Given text:
The drawback is that it has a $110 annual fee, however, you get travel medical, lost luggage, trip cancellation/interruption, etc. insurance for any travel paid for on the card. So, as long as you do use it for booking travel and would have purchased the insurance separately, the included insurance offsets the annual fee. They also have a sign-up bonus that basically covers your first year's fee.

As for the Rewards, you get 1 point for every dollar you spend (awarded once a month when your billing cycle closes, and they round to the nearest dollar for the total of all purchases made in the month). Each point is worth 1 cent on their travel booking website.

When redeeming the points, there are no restrictions as to how many you have to use, or limits on how many you can use. If you have 21,589 points, you can use them for $215.89 towards your travel booking. There is a special website you have to use to book the travel rewards, but they have the exact same prices you can find at Expedia or anywhere else.

Finally, the thing that pushed them over the edge for me is that when you book a flight, cruise, or travel package through their rewards site, they give you 5% cash back on whatever costs you have to pay out-of-pocket for the trip.

For example: I got the card in May of last year. In August, I booked a trip to Barbados with Air Canada Vacations through the Rewards site. The total cost of the trip was about $1,700. I had accumulated about $260 worth of Rewards Points at that point (they were giving out a $200 sign-up bonus last year), so my out-of-pocket costs for the trip were about $1,440. About a week after I got home from my trip, I received a credit on my account for $72 (5% of the out-of-pocket costs).

Most of the cards available are virtually interchangeable, but the Scotiabank one is the only one I've found that offers the 5% cash back when you book travel through their site.



Whatever you do, make sure you check out the fine print on the redemption rules the cards have. Some of them promise a lot of points, but their redemption rules are so convoluted that the points aren't worth as much as they promise, or you'll have to accumulate points for the next five years before you can even think of redeeming them.

Capital One has a card that accumulates double the points of all the others, but when you look at their redemption rules, they use a sliding scale, so anything between $0 and $150 requires $150 worth of points, and so on. So, you've accumlated double the points, but actually getting double the value is a lot tougher.

Exercise requirements: Decide whether each statement agrees with the text on travel rewards cards: 1. On the travel booking website, each point is worth 1 cent. 2. A minimum number of points must be used when redeeming. 3. The Capital One card builds up double the points of the other cards. Answer yes or no for each, and quote the deciding words of the text.

Records supplied:
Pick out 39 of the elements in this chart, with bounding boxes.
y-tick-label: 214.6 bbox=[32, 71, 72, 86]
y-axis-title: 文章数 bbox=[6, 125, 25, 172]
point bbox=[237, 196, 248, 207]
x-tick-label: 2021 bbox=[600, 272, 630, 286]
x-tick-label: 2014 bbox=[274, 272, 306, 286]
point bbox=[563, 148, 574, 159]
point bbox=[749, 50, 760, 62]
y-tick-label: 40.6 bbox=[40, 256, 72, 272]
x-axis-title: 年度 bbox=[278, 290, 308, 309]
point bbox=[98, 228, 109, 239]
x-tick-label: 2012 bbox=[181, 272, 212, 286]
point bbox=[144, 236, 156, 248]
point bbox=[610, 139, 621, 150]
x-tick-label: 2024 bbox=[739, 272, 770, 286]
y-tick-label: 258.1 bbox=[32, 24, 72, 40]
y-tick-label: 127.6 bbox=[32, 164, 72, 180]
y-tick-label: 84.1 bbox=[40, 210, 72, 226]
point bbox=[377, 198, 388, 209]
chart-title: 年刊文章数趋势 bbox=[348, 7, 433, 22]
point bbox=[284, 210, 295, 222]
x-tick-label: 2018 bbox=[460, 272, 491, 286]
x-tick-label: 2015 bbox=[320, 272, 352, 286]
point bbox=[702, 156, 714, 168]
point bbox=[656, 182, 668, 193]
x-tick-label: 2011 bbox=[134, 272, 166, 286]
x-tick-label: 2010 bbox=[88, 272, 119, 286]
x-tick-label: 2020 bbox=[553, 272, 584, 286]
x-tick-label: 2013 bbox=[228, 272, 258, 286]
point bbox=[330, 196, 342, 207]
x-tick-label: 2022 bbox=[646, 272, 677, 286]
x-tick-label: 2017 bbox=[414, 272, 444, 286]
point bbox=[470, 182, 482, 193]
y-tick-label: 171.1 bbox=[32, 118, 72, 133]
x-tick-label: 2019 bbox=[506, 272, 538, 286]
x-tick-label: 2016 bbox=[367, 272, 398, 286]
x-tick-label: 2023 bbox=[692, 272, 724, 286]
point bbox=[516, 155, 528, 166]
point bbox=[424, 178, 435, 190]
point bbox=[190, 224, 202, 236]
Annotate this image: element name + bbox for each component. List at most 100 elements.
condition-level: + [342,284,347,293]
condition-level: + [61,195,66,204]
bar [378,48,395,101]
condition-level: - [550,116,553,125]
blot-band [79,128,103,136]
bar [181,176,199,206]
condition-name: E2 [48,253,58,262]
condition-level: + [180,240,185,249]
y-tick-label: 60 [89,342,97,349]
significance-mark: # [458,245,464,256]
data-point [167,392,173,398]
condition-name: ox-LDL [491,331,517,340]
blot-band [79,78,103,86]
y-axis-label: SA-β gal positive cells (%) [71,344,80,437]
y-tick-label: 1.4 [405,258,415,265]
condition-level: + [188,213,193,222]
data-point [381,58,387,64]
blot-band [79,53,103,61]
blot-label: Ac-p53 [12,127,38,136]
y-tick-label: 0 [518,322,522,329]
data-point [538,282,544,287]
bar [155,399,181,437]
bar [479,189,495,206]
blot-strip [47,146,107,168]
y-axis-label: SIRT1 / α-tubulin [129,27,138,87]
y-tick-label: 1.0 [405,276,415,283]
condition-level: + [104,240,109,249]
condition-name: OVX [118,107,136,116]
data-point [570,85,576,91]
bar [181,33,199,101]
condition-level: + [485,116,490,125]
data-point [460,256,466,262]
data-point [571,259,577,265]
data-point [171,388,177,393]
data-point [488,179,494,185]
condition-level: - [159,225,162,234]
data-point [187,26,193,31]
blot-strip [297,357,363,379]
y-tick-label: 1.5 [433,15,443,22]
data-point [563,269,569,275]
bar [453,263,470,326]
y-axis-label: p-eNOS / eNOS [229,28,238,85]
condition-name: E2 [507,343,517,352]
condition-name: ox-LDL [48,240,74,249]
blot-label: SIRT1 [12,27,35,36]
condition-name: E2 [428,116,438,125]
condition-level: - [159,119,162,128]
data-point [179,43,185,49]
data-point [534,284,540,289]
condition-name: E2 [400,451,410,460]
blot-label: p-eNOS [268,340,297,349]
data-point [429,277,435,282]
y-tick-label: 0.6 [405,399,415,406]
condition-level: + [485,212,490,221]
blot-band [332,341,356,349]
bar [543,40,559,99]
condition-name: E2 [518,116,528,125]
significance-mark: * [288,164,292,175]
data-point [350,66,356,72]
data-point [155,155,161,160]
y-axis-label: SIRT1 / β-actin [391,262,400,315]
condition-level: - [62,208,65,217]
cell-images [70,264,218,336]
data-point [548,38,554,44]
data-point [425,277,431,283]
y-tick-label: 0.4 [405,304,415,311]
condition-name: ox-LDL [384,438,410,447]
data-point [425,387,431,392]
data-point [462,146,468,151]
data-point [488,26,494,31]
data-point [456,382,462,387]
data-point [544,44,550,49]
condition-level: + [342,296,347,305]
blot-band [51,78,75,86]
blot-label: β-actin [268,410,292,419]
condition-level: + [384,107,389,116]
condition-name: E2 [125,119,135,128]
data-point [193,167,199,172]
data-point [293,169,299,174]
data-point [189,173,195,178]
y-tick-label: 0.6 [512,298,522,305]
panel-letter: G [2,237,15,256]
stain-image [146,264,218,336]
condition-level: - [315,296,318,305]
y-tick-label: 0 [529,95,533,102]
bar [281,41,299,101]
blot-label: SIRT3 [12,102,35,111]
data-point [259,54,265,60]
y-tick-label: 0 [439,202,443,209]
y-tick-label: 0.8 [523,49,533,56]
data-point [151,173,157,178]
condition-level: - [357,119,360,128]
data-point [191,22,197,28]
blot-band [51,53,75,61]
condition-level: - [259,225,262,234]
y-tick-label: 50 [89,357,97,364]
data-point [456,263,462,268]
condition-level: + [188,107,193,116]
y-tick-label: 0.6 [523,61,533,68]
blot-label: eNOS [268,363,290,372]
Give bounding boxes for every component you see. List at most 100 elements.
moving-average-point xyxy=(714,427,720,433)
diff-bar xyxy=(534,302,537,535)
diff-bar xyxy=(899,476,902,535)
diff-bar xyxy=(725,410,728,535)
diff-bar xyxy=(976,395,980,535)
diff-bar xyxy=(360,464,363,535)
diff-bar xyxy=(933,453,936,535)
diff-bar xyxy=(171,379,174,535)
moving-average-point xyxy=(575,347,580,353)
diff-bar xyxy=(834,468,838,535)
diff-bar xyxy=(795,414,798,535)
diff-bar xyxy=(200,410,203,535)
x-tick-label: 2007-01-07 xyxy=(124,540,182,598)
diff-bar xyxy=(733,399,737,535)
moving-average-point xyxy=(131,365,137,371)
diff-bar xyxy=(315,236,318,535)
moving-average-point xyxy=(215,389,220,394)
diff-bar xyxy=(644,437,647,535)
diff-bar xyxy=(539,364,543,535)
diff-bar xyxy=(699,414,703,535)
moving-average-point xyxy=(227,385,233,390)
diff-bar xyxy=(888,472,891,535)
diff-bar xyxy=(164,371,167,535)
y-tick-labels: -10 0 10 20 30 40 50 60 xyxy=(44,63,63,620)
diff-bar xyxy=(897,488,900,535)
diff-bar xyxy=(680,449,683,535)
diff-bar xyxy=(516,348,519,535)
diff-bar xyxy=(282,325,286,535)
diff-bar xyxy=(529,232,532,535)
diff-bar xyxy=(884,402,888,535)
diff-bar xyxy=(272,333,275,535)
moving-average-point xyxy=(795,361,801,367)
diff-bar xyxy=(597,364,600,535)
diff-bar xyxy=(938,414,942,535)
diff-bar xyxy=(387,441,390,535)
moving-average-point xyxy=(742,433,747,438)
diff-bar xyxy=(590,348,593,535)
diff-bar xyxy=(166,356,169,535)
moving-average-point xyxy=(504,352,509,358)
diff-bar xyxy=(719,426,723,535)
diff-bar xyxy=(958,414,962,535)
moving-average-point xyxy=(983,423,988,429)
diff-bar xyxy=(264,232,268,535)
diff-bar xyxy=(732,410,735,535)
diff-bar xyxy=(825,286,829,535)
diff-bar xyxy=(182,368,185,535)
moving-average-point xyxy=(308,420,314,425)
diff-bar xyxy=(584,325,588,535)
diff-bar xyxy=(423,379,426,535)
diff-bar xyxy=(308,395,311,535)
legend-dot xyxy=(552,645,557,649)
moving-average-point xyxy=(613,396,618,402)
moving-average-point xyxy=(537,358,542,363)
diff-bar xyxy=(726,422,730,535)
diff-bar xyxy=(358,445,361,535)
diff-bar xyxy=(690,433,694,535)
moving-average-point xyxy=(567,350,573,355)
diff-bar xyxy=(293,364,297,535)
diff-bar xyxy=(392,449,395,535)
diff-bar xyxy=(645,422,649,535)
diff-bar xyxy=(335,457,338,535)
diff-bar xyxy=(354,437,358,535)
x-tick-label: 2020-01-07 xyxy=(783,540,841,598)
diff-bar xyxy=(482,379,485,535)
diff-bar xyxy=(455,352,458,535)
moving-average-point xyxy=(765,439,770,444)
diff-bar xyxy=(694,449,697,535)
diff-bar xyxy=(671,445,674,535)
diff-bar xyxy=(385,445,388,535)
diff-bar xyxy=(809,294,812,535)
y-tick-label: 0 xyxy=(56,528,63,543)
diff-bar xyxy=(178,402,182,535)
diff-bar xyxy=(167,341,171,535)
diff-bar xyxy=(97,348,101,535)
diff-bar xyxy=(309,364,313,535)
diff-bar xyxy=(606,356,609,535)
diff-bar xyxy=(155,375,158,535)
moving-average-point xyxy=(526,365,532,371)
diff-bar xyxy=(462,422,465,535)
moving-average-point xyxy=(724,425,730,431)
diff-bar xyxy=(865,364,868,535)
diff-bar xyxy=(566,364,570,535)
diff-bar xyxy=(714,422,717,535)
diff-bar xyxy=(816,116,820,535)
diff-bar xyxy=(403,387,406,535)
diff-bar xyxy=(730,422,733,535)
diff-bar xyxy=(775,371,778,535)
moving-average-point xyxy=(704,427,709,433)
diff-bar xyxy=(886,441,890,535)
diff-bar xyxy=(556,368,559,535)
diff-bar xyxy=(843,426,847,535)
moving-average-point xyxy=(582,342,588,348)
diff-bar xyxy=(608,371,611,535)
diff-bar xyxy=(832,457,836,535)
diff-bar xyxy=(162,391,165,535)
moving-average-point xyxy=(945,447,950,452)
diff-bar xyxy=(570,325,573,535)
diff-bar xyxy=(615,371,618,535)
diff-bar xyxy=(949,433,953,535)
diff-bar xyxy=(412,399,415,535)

Task result:
1. Yes: "Each point is worth 1 cent on their travel booking website."
2. No: "there are no restrictions as to how many you have to use, or limits on how many you can use."
3. Yes: "Capital One has a card that accumulates double the points of all the others"